*Task prompt*
Give every line of the data again, unchanged, but with no pictures.

*Entries from a visual dataset*
(begin)

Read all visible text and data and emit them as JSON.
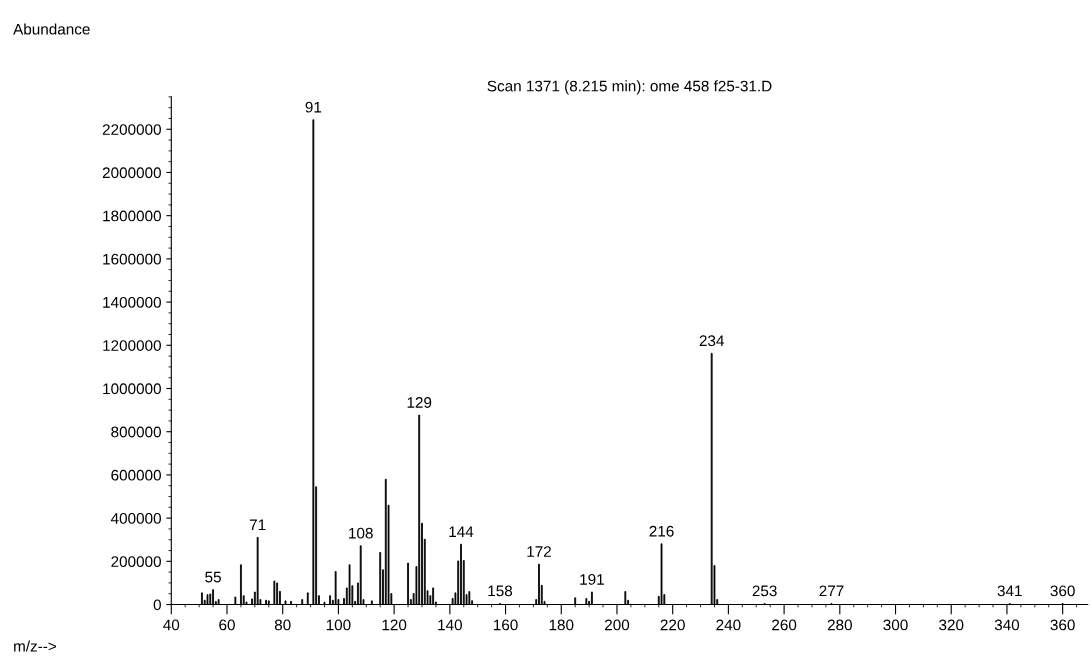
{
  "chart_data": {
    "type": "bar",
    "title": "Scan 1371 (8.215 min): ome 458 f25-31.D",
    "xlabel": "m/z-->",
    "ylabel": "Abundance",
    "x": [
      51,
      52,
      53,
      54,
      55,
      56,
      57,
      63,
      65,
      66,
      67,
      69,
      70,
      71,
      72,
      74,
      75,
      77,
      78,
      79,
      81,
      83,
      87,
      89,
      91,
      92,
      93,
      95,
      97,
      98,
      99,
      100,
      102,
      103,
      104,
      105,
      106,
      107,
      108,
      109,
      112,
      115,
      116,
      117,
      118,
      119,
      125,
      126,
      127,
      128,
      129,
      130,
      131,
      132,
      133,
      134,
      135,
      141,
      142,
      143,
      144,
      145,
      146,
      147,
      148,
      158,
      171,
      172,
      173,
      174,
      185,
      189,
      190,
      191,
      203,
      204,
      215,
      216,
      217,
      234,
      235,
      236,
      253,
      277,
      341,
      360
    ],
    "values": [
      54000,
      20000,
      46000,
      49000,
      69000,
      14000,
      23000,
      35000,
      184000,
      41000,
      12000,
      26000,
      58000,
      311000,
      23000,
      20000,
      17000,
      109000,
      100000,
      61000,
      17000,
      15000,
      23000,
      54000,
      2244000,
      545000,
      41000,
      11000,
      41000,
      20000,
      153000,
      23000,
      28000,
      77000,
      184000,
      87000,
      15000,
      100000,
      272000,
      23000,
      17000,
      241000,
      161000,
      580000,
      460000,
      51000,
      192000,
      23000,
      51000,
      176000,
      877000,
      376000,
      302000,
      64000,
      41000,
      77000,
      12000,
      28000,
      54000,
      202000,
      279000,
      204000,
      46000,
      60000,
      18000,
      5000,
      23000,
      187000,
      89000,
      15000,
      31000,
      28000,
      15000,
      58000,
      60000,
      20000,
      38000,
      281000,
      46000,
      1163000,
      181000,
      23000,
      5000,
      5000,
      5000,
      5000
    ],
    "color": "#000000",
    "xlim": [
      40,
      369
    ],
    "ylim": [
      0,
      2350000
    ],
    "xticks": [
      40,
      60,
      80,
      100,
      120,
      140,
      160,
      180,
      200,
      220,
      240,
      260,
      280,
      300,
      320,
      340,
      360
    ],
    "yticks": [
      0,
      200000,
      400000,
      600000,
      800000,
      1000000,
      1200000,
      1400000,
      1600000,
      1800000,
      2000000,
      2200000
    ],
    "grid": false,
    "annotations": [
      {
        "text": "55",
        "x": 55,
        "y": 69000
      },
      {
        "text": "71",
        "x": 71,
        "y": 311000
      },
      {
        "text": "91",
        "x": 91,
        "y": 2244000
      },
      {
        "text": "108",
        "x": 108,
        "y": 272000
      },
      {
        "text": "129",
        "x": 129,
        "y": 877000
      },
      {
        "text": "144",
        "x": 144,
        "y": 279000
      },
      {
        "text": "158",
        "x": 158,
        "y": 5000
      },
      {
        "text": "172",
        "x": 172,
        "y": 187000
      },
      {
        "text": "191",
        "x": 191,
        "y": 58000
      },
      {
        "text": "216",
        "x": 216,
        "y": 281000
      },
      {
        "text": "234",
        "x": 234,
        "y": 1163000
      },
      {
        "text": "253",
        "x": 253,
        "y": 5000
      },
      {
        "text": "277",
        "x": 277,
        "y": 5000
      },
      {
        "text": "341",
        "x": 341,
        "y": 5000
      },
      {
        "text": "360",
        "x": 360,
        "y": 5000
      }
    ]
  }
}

(end)

*Answer to the exercise*
Read all visible text and data and emit them as JSON.
{
  "chart_data": {
    "type": "bar",
    "title": "Scan 1371 (8.215 min): ome 458 f25-31.D",
    "xlabel": "m/z-->",
    "ylabel": "Abundance",
    "x": [
      51,
      52,
      53,
      54,
      55,
      56,
      57,
      63,
      65,
      66,
      67,
      69,
      70,
      71,
      72,
      74,
      75,
      77,
      78,
      79,
      81,
      83,
      87,
      89,
      91,
      92,
      93,
      95,
      97,
      98,
      99,
      100,
      102,
      103,
      104,
      105,
      106,
      107,
      108,
      109,
      112,
      115,
      116,
      117,
      118,
      119,
      125,
      126,
      127,
      128,
      129,
      130,
      131,
      132,
      133,
      134,
      135,
      141,
      142,
      143,
      144,
      145,
      146,
      147,
      148,
      158,
      171,
      172,
      173,
      174,
      185,
      189,
      190,
      191,
      203,
      204,
      215,
      216,
      217,
      234,
      235,
      236,
      253,
      277,
      341,
      360
    ],
    "values": [
      54000,
      20000,
      46000,
      49000,
      69000,
      14000,
      23000,
      35000,
      184000,
      41000,
      12000,
      26000,
      58000,
      311000,
      23000,
      20000,
      17000,
      109000,
      100000,
      61000,
      17000,
      15000,
      23000,
      54000,
      2244000,
      545000,
      41000,
      11000,
      41000,
      20000,
      153000,
      23000,
      28000,
      77000,
      184000,
      87000,
      15000,
      100000,
      272000,
      23000,
      17000,
      241000,
      161000,
      580000,
      460000,
      51000,
      192000,
      23000,
      51000,
      176000,
      877000,
      376000,
      302000,
      64000,
      41000,
      77000,
      12000,
      28000,
      54000,
      202000,
      279000,
      204000,
      46000,
      60000,
      18000,
      5000,
      23000,
      187000,
      89000,
      15000,
      31000,
      28000,
      15000,
      58000,
      60000,
      20000,
      38000,
      281000,
      46000,
      1163000,
      181000,
      23000,
      5000,
      5000,
      5000,
      5000
    ],
    "color": "#000000",
    "xlim": [
      40,
      369
    ],
    "ylim": [
      0,
      2350000
    ],
    "xticks": [
      40,
      60,
      80,
      100,
      120,
      140,
      160,
      180,
      200,
      220,
      240,
      260,
      280,
      300,
      320,
      340,
      360
    ],
    "yticks": [
      0,
      200000,
      400000,
      600000,
      800000,
      1000000,
      1200000,
      1400000,
      1600000,
      1800000,
      2000000,
      2200000
    ],
    "grid": false,
    "annotations": [
      {
        "text": "55",
        "x": 55,
        "y": 69000
      },
      {
        "text": "71",
        "x": 71,
        "y": 311000
      },
      {
        "text": "91",
        "x": 91,
        "y": 2244000
      },
      {
        "text": "108",
        "x": 108,
        "y": 272000
      },
      {
        "text": "129",
        "x": 129,
        "y": 877000
      },
      {
        "text": "144",
        "x": 144,
        "y": 279000
      },
      {
        "text": "158",
        "x": 158,
        "y": 5000
      },
      {
        "text": "172",
        "x": 172,
        "y": 187000
      },
      {
        "text": "191",
        "x": 191,
        "y": 58000
      },
      {
        "text": "216",
        "x": 216,
        "y": 281000
      },
      {
        "text": "234",
        "x": 234,
        "y": 1163000
      },
      {
        "text": "253",
        "x": 253,
        "y": 5000
      },
      {
        "text": "277",
        "x": 277,
        "y": 5000
      },
      {
        "text": "341",
        "x": 341,
        "y": 5000
      },
      {
        "text": "360",
        "x": 360,
        "y": 5000
      }
    ]
  }
}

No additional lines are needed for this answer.